**What is being asked**
Leave out the pictures; transcribe all else exactly.

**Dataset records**
--- begin ---
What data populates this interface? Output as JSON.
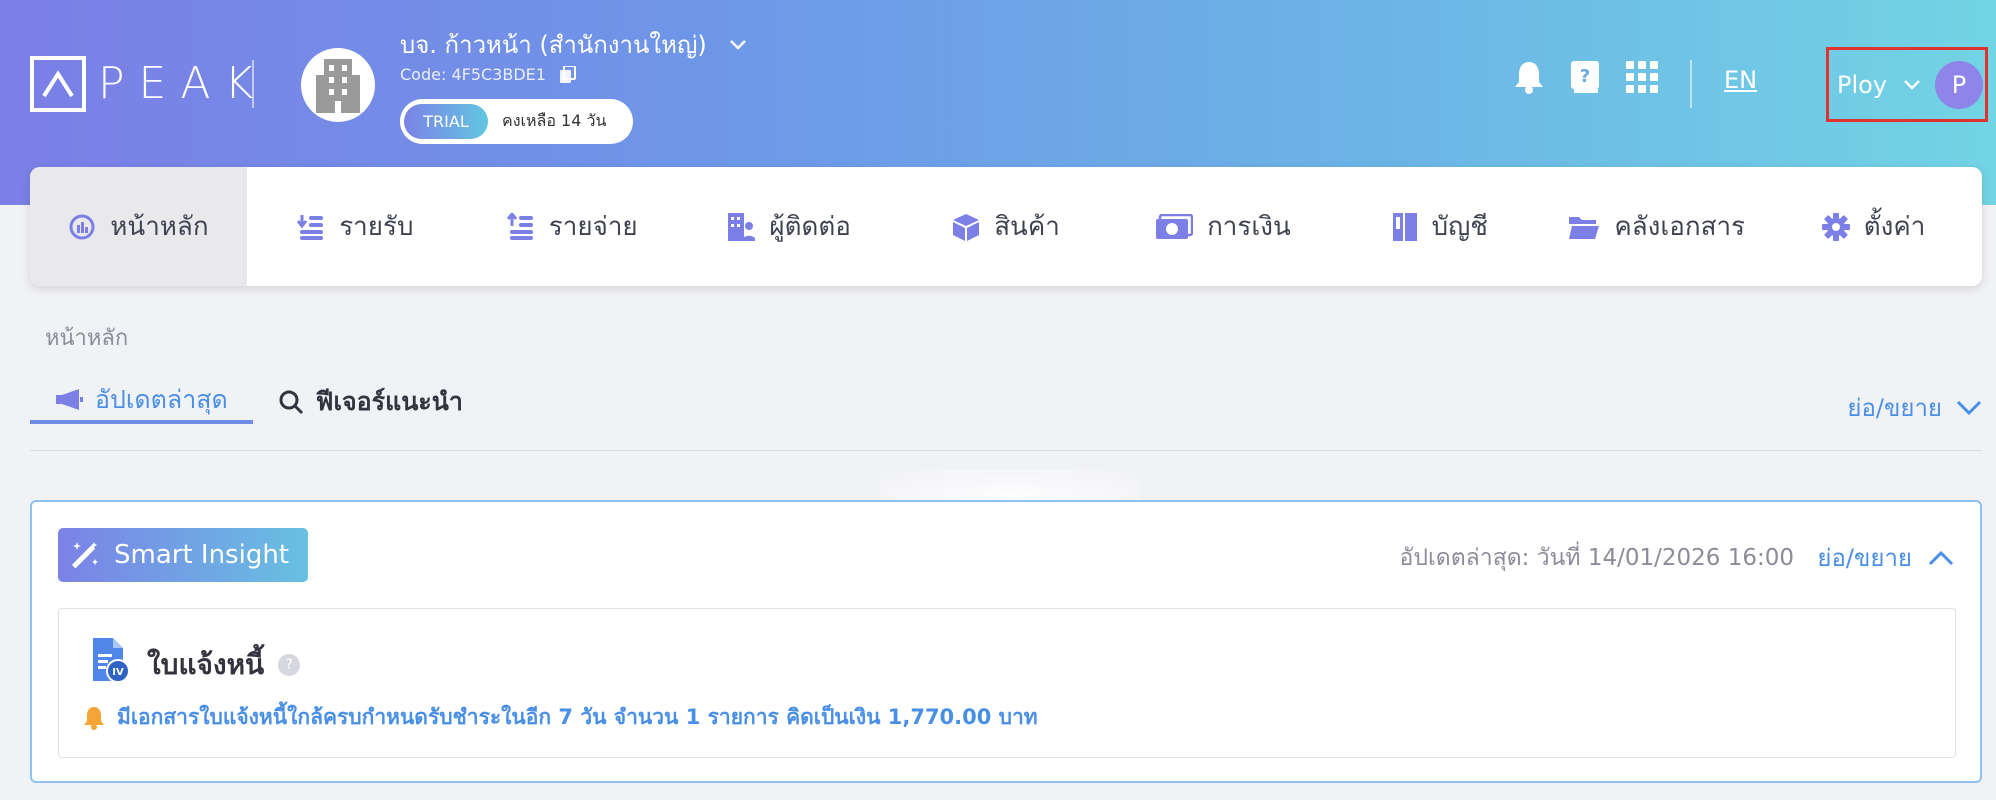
{
  "header": {
    "logo_text": "PEAK",
    "company_name": "บจ. ก้าวหน้า (สำนักงานใหญ่)",
    "company_code": "Code: 4F5C3BDE1",
    "trial_badge": "TRIAL",
    "trial_remaining": "คงเหลือ 14 วัน",
    "language": "EN",
    "user_name": "Ploy",
    "user_initial": "P",
    "icons": [
      "bell-icon",
      "help-book-icon",
      "apps-grid-icon"
    ]
  },
  "nav": {
    "items": [
      {
        "label": "หน้าหลัก",
        "icon": "dashboard-icon"
      },
      {
        "label": "รายรับ",
        "icon": "income-icon"
      },
      {
        "label": "รายจ่าย",
        "icon": "expense-icon"
      },
      {
        "label": "ผู้ติดต่อ",
        "icon": "contacts-icon"
      },
      {
        "label": "สินค้า",
        "icon": "product-box-icon"
      },
      {
        "label": "การเงิน",
        "icon": "money-icon"
      },
      {
        "label": "บัญชี",
        "icon": "ledger-icon"
      },
      {
        "label": "คลังเอกสาร",
        "icon": "folder-icon"
      },
      {
        "label": "ตั้งค่า",
        "icon": "gear-icon"
      }
    ],
    "active_index": 0
  },
  "breadcrumb": "หน้าหลัก",
  "tabs": {
    "latest_label": "อัปเดตล่าสุด",
    "features_label": "ฟีเจอร์แนะนำ",
    "collapse_label": "ย่อ/ขยาย"
  },
  "insight": {
    "badge_label": "Smart Insight",
    "updated_text": "อัปเดตล่าสุด: วันที่ 14/01/2026 16:00",
    "toggle_label": "ย่อ/ขยาย",
    "invoice_title": "ใบแจ้งหนี้",
    "invoice_help": "?",
    "invoice_icon_badge": "IV",
    "invoice_message": "มีเอกสารใบแจ้งหนี้ใกล้ครบกำหนดรับชำระในอีก 7 วัน จำนวน 1 รายการ คิดเป็นเงิน 1,770.00 บาท"
  },
  "colors": {
    "accent": "#4a8fe6",
    "highlight_border": "#e0332f",
    "bell_warning": "#f4a536"
  }
}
--- end ---
**Answer in full**
What data populates this interface? Output as JSON.
{
  "header": {
    "logo_text": "PEAK",
    "company_name": "บจ. ก้าวหน้า (สำนักงานใหญ่)",
    "company_code": "Code: 4F5C3BDE1",
    "trial_badge": "TRIAL",
    "trial_remaining": "คงเหลือ 14 วัน",
    "language": "EN",
    "user_name": "Ploy",
    "user_initial": "P",
    "icons": [
      "bell-icon",
      "help-book-icon",
      "apps-grid-icon"
    ]
  },
  "nav": {
    "items": [
      {
        "label": "หน้าหลัก",
        "icon": "dashboard-icon"
      },
      {
        "label": "รายรับ",
        "icon": "income-icon"
      },
      {
        "label": "รายจ่าย",
        "icon": "expense-icon"
      },
      {
        "label": "ผู้ติดต่อ",
        "icon": "contacts-icon"
      },
      {
        "label": "สินค้า",
        "icon": "product-box-icon"
      },
      {
        "label": "การเงิน",
        "icon": "money-icon"
      },
      {
        "label": "บัญชี",
        "icon": "ledger-icon"
      },
      {
        "label": "คลังเอกสาร",
        "icon": "folder-icon"
      },
      {
        "label": "ตั้งค่า",
        "icon": "gear-icon"
      }
    ],
    "active_index": 0
  },
  "breadcrumb": "หน้าหลัก",
  "tabs": {
    "latest_label": "อัปเดตล่าสุด",
    "features_label": "ฟีเจอร์แนะนำ",
    "collapse_label": "ย่อ/ขยาย"
  },
  "insight": {
    "badge_label": "Smart Insight",
    "updated_text": "อัปเดตล่าสุด: วันที่ 14/01/2026 16:00",
    "toggle_label": "ย่อ/ขยาย",
    "invoice_title": "ใบแจ้งหนี้",
    "invoice_help": "?",
    "invoice_icon_badge": "IV",
    "invoice_message": "มีเอกสารใบแจ้งหนี้ใกล้ครบกำหนดรับชำระในอีก 7 วัน จำนวน 1 รายการ คิดเป็นเงิน 1,770.00 บาท"
  },
  "colors": {
    "accent": "#4a8fe6",
    "highlight_border": "#e0332f",
    "bell_warning": "#f4a536"
  }
}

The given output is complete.